#### Exercise description
In the records below, tally every line containing "selected". Report only the total.

#### Dataset items
[Begin]
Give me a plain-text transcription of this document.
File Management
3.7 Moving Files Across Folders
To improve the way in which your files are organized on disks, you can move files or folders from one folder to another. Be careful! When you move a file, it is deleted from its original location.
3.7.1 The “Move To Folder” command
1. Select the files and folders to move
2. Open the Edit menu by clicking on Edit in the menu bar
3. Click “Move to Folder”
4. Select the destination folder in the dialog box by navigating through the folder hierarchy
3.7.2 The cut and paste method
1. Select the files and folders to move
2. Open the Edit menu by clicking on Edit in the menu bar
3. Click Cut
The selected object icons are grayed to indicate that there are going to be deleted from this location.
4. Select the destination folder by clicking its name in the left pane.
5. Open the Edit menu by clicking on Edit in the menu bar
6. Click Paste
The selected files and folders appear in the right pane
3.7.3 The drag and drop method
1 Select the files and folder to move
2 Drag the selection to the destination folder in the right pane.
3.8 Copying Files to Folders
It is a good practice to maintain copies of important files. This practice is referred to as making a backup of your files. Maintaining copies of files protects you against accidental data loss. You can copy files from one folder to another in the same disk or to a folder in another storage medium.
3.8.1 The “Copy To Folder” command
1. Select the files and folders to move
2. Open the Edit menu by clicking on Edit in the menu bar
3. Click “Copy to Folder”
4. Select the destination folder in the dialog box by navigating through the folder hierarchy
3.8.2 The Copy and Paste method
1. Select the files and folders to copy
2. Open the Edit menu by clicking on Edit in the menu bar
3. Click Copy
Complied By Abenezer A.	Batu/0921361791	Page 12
[End]
#### The solution
2